>> begin

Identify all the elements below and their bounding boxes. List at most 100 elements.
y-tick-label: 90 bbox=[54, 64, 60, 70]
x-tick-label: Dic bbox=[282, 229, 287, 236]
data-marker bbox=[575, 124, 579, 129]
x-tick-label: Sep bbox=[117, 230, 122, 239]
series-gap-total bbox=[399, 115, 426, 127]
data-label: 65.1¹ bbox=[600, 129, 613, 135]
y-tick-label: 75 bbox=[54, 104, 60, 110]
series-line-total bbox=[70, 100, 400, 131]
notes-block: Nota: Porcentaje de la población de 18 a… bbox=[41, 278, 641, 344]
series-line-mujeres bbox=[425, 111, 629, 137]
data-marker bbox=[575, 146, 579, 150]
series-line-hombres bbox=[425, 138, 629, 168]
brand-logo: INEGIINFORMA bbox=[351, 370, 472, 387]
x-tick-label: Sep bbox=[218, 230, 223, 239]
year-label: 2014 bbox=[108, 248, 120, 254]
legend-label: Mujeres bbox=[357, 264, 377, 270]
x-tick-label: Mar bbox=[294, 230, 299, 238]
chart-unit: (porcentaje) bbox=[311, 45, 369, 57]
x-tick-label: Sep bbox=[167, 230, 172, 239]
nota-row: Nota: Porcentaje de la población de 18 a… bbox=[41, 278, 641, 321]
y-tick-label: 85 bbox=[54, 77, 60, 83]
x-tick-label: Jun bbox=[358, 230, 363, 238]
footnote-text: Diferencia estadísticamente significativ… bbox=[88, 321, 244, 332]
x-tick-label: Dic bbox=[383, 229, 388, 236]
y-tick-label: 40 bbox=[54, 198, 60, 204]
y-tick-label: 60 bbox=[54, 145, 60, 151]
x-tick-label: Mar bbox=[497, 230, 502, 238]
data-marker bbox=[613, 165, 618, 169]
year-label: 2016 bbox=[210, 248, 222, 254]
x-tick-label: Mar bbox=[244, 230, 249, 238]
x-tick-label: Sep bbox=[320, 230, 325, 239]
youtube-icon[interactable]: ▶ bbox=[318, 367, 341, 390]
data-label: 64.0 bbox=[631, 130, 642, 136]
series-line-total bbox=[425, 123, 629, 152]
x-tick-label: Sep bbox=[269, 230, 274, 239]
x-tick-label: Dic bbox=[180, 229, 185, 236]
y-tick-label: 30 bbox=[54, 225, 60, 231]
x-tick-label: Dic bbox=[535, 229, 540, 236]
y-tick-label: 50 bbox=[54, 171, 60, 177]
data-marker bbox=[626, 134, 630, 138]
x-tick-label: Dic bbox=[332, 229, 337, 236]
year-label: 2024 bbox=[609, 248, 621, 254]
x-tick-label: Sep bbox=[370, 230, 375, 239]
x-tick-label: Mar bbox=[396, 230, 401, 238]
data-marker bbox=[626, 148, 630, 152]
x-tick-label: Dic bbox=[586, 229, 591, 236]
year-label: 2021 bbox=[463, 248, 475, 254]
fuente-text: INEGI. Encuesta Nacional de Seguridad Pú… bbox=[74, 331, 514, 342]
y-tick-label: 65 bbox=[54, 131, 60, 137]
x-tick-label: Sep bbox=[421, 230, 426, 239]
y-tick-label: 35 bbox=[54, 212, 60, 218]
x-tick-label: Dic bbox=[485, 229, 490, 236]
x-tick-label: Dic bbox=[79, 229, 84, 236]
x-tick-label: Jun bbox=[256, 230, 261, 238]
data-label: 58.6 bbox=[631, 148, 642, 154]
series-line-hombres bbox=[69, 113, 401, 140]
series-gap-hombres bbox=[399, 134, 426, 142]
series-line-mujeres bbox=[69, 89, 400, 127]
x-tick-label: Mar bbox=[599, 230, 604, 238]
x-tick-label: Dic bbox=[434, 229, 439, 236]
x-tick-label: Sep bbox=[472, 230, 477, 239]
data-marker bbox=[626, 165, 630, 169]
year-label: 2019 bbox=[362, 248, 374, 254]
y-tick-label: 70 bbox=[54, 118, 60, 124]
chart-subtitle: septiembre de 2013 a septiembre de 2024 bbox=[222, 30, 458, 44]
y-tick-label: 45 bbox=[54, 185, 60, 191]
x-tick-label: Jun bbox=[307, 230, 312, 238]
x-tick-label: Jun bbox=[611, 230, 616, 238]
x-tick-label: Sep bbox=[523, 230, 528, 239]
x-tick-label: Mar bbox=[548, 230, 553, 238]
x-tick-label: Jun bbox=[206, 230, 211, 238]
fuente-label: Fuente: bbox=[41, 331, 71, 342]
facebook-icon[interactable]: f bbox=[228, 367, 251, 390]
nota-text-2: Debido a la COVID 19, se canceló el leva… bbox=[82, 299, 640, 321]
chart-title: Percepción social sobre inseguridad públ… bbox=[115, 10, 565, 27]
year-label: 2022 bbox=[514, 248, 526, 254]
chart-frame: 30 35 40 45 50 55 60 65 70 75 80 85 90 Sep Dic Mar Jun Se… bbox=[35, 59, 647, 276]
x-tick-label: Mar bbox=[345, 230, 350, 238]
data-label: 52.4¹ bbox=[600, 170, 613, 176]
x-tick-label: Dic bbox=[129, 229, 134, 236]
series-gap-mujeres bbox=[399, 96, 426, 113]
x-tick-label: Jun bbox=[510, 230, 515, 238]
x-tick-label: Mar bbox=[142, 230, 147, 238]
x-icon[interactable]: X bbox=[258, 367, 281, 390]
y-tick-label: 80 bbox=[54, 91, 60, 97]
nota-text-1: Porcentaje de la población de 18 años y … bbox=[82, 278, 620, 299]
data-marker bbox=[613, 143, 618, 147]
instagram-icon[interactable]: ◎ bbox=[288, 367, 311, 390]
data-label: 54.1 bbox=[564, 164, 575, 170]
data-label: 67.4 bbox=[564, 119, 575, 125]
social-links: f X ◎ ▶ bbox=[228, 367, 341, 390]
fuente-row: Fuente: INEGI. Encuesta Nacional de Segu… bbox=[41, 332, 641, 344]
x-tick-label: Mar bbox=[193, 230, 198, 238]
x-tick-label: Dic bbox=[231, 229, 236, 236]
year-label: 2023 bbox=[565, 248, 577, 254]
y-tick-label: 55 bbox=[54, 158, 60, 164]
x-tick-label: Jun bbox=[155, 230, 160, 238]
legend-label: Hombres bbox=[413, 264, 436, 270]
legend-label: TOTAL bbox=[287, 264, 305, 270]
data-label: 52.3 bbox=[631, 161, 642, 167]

>> end

» Exercise instructions
Reproduce every line of the records above with no changes.

» Task solution
Identify all the elements below and their bounding boxes. List at most 100 elements.
y-tick-label: 90 bbox=[54, 64, 60, 70]
x-tick-label: Dic bbox=[282, 229, 287, 236]
data-marker bbox=[575, 124, 579, 129]
x-tick-label: Sep bbox=[117, 230, 122, 239]
series-gap-total bbox=[399, 115, 426, 127]
data-label: 65.1¹ bbox=[600, 129, 613, 135]
y-tick-label: 75 bbox=[54, 104, 60, 110]
series-line-total bbox=[70, 100, 400, 131]
notes-block: Nota: Porcentaje de la población de 18 a… bbox=[41, 278, 641, 344]
series-line-mujeres bbox=[425, 111, 629, 137]
data-marker bbox=[575, 146, 579, 150]
series-line-hombres bbox=[425, 138, 629, 168]
brand-logo: INEGIINFORMA bbox=[351, 370, 472, 387]
x-tick-label: Sep bbox=[218, 230, 223, 239]
year-label: 2014 bbox=[108, 248, 120, 254]
legend-label: Mujeres bbox=[357, 264, 377, 270]
x-tick-label: Mar bbox=[294, 230, 299, 238]
chart-unit: (porcentaje) bbox=[311, 45, 369, 57]
x-tick-label: Sep bbox=[167, 230, 172, 239]
nota-row: Nota: Porcentaje de la población de 18 a… bbox=[41, 278, 641, 321]
y-tick-label: 85 bbox=[54, 77, 60, 83]
x-tick-label: Jun bbox=[358, 230, 363, 238]
footnote-text: Diferencia estadísticamente significativ… bbox=[88, 321, 244, 332]
x-tick-label: Dic bbox=[383, 229, 388, 236]
y-tick-label: 40 bbox=[54, 198, 60, 204]
y-tick-label: 60 bbox=[54, 145, 60, 151]
x-tick-label: Mar bbox=[497, 230, 502, 238]
data-marker bbox=[613, 165, 618, 169]
year-label: 2016 bbox=[210, 248, 222, 254]
x-tick-label: Mar bbox=[244, 230, 249, 238]
x-tick-label: Sep bbox=[320, 230, 325, 239]
youtube-icon[interactable]: ▶ bbox=[318, 367, 341, 390]
data-label: 64.0 bbox=[631, 130, 642, 136]
series-line-total bbox=[425, 123, 629, 152]
x-tick-label: Sep bbox=[269, 230, 274, 239]
x-tick-label: Dic bbox=[180, 229, 185, 236]
y-tick-label: 30 bbox=[54, 225, 60, 231]
x-tick-label: Dic bbox=[535, 229, 540, 236]
y-tick-label: 50 bbox=[54, 171, 60, 177]
data-marker bbox=[626, 134, 630, 138]
x-tick-label: Dic bbox=[332, 229, 337, 236]
year-label: 2024 bbox=[609, 248, 621, 254]
x-tick-label: Sep bbox=[370, 230, 375, 239]
x-tick-label: Mar bbox=[396, 230, 401, 238]
data-marker bbox=[626, 148, 630, 152]
x-tick-label: Dic bbox=[586, 229, 591, 236]
year-label: 2021 bbox=[463, 248, 475, 254]
fuente-text: INEGI. Encuesta Nacional de Seguridad Pú… bbox=[74, 331, 514, 342]
y-tick-label: 65 bbox=[54, 131, 60, 137]
x-tick-label: Sep bbox=[421, 230, 426, 239]
y-tick-label: 35 bbox=[54, 212, 60, 218]
x-tick-label: Dic bbox=[485, 229, 490, 236]
x-tick-label: Dic bbox=[79, 229, 84, 236]
x-tick-label: Jun bbox=[256, 230, 261, 238]
data-label: 58.6 bbox=[631, 148, 642, 154]
series-line-hombres bbox=[69, 113, 401, 140]
series-gap-hombres bbox=[399, 134, 426, 142]
series-line-mujeres bbox=[69, 89, 400, 127]
x-tick-label: Mar bbox=[599, 230, 604, 238]
x-tick-label: Dic bbox=[434, 229, 439, 236]
x-tick-label: Sep bbox=[472, 230, 477, 239]
data-marker bbox=[626, 165, 630, 169]
year-label: 2019 bbox=[362, 248, 374, 254]
y-tick-label: 70 bbox=[54, 118, 60, 124]
chart-subtitle: septiembre de 2013 a septiembre de 2024 bbox=[222, 30, 458, 44]
y-tick-label: 45 bbox=[54, 185, 60, 191]
x-tick-label: Jun bbox=[307, 230, 312, 238]
x-tick-label: Jun bbox=[611, 230, 616, 238]
x-tick-label: Sep bbox=[523, 230, 528, 239]
x-tick-label: Mar bbox=[548, 230, 553, 238]
x-tick-label: Jun bbox=[206, 230, 211, 238]
fuente-label: Fuente: bbox=[41, 331, 71, 342]
facebook-icon[interactable]: f bbox=[228, 367, 251, 390]
nota-text-2: Debido a la COVID 19, se canceló el leva… bbox=[82, 299, 640, 321]
chart-title: Percepción social sobre inseguridad públ… bbox=[115, 10, 565, 27]
year-label: 2022 bbox=[514, 248, 526, 254]
chart-frame: 30 35 40 45 50 55 60 65 70 75 80 85 90 Sep Dic Mar Jun Se… bbox=[35, 59, 647, 276]
x-tick-label: Mar bbox=[345, 230, 350, 238]
data-label: 52.4¹ bbox=[600, 170, 613, 176]
x-tick-label: Dic bbox=[129, 229, 134, 236]
series-gap-mujeres bbox=[399, 96, 426, 113]
x-tick-label: Jun bbox=[510, 230, 515, 238]
x-tick-label: Mar bbox=[142, 230, 147, 238]
x-icon[interactable]: X bbox=[258, 367, 281, 390]
y-tick-label: 80 bbox=[54, 91, 60, 97]
nota-text-1: Porcentaje de la población de 18 años y … bbox=[82, 278, 620, 299]
data-marker bbox=[613, 143, 618, 147]
instagram-icon[interactable]: ◎ bbox=[288, 367, 311, 390]
data-label: 54.1 bbox=[564, 164, 575, 170]
data-label: 67.4 bbox=[564, 119, 575, 125]
social-links: f X ◎ ▶ bbox=[228, 367, 341, 390]
fuente-row: Fuente: INEGI. Encuesta Nacional de Segu… bbox=[41, 332, 641, 344]
x-tick-label: Mar bbox=[193, 230, 198, 238]
x-tick-label: Dic bbox=[231, 229, 236, 236]
year-label: 2023 bbox=[565, 248, 577, 254]
y-tick-label: 55 bbox=[54, 158, 60, 164]
x-tick-label: Jun bbox=[155, 230, 160, 238]
legend-label: Hombres bbox=[413, 264, 436, 270]
legend-label: TOTAL bbox=[287, 264, 305, 270]
data-label: 52.3 bbox=[631, 161, 642, 167]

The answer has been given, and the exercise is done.